▶ DATA SECTION:
....
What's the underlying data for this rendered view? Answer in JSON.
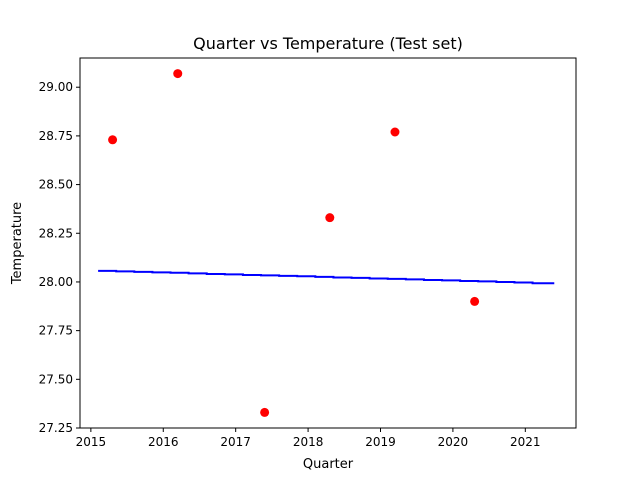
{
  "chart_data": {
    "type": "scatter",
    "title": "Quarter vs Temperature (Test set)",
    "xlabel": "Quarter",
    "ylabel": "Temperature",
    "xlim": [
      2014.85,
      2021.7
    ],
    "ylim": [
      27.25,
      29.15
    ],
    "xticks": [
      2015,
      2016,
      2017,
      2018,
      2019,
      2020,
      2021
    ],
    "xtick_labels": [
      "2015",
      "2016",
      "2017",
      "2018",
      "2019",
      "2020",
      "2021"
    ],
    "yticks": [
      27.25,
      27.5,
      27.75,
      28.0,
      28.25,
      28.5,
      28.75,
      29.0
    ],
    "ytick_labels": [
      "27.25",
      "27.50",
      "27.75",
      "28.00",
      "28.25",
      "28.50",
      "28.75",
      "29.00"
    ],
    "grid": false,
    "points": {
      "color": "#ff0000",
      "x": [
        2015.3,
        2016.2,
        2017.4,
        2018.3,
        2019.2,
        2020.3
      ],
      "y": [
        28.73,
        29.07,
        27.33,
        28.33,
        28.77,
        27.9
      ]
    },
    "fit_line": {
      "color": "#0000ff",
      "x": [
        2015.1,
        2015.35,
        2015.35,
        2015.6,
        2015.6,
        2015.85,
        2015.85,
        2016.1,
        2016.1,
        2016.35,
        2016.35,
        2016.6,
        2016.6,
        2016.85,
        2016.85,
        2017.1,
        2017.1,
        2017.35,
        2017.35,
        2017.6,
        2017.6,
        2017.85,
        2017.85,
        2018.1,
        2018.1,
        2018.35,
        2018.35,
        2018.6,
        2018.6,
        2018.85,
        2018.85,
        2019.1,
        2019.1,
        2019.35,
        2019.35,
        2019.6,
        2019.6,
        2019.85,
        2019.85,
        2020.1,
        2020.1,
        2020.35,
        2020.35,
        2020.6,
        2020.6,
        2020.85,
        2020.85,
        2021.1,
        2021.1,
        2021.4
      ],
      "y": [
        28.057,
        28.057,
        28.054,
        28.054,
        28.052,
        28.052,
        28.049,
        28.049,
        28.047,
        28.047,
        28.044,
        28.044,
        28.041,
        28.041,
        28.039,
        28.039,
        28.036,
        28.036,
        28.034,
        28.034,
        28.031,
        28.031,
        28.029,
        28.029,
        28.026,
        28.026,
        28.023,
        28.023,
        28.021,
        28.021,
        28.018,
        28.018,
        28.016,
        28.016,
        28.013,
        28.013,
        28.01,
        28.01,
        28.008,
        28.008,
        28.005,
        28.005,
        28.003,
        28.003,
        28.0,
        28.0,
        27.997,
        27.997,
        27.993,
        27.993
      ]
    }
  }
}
....
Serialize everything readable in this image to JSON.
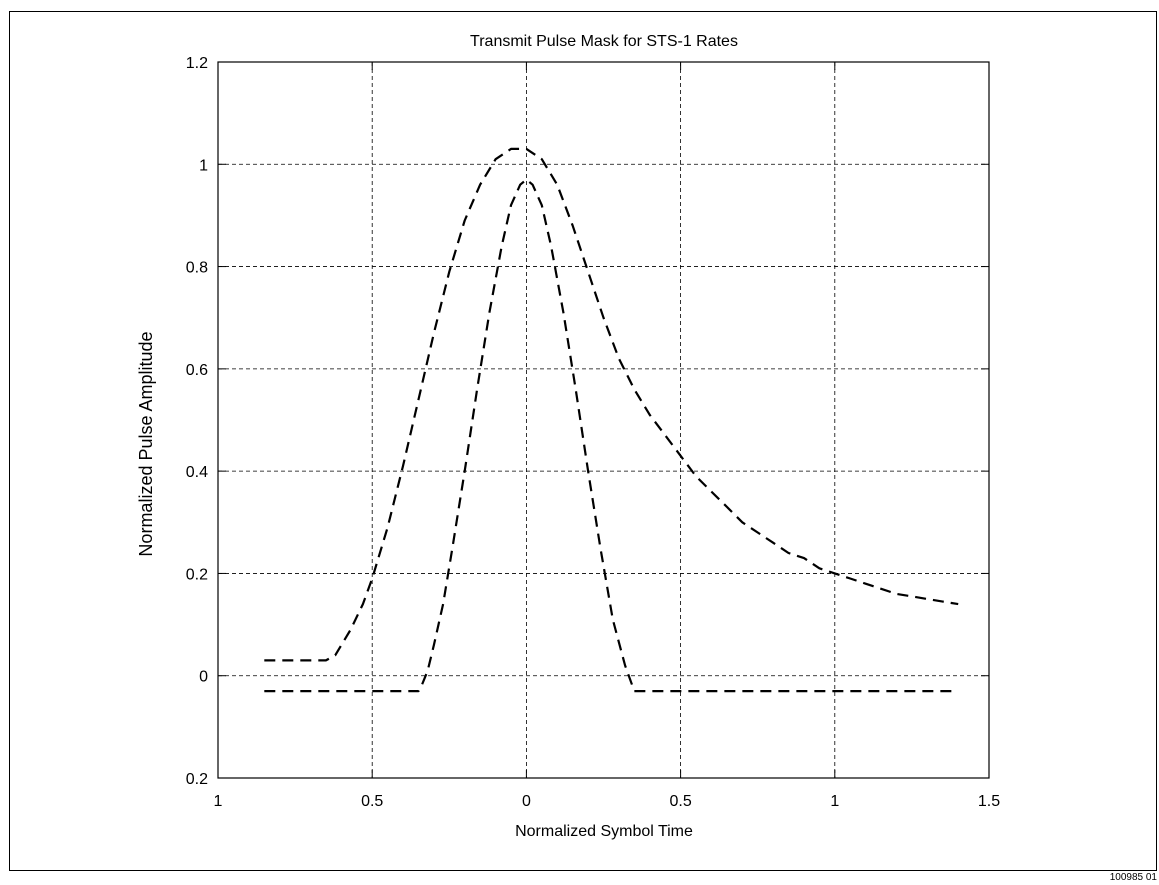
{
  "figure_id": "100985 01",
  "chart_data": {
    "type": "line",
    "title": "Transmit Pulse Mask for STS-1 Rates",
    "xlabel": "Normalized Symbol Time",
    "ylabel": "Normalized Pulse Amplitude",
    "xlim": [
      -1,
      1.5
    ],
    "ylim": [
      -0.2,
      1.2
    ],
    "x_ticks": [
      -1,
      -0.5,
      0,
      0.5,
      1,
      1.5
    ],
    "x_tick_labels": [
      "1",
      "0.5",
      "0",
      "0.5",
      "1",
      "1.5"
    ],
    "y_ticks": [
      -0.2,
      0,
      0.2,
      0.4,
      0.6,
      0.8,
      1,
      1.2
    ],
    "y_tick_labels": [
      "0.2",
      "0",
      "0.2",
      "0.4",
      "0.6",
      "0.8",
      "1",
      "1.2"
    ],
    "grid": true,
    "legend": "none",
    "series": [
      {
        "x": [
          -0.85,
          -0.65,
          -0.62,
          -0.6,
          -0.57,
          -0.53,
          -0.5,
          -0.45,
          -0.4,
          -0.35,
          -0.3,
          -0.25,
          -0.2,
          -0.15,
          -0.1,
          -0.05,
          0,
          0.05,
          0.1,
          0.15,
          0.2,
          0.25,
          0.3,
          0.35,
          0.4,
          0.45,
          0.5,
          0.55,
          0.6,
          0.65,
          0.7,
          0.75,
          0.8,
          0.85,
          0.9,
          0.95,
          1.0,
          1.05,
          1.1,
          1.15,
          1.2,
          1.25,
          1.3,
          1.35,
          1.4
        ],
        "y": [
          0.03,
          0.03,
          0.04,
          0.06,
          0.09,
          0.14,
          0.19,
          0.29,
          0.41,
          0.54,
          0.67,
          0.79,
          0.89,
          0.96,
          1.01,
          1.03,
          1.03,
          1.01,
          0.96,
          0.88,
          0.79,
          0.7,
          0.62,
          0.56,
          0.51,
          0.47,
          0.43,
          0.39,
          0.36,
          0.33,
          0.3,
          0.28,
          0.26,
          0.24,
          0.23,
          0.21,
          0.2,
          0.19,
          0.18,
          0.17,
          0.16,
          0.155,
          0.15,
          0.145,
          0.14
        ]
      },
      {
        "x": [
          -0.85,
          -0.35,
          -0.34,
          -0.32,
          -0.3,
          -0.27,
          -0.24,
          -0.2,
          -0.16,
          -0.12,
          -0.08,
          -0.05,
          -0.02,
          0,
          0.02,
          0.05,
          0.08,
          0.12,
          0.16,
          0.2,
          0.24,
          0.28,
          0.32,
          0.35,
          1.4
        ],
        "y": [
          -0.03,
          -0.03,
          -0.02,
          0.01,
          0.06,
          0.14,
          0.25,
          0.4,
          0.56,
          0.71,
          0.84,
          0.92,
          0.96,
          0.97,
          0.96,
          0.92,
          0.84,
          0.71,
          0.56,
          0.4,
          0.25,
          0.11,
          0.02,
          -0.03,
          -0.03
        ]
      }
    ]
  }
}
....
▶ DIRECTIVE: From the listing, copy each line containing the word "Normalized".

▶ RESPONSE TO THE EXERCISE:
    "xlabel": "Normalized Symbol Time",
    "ylabel": "Normalized Pulse Amplitude",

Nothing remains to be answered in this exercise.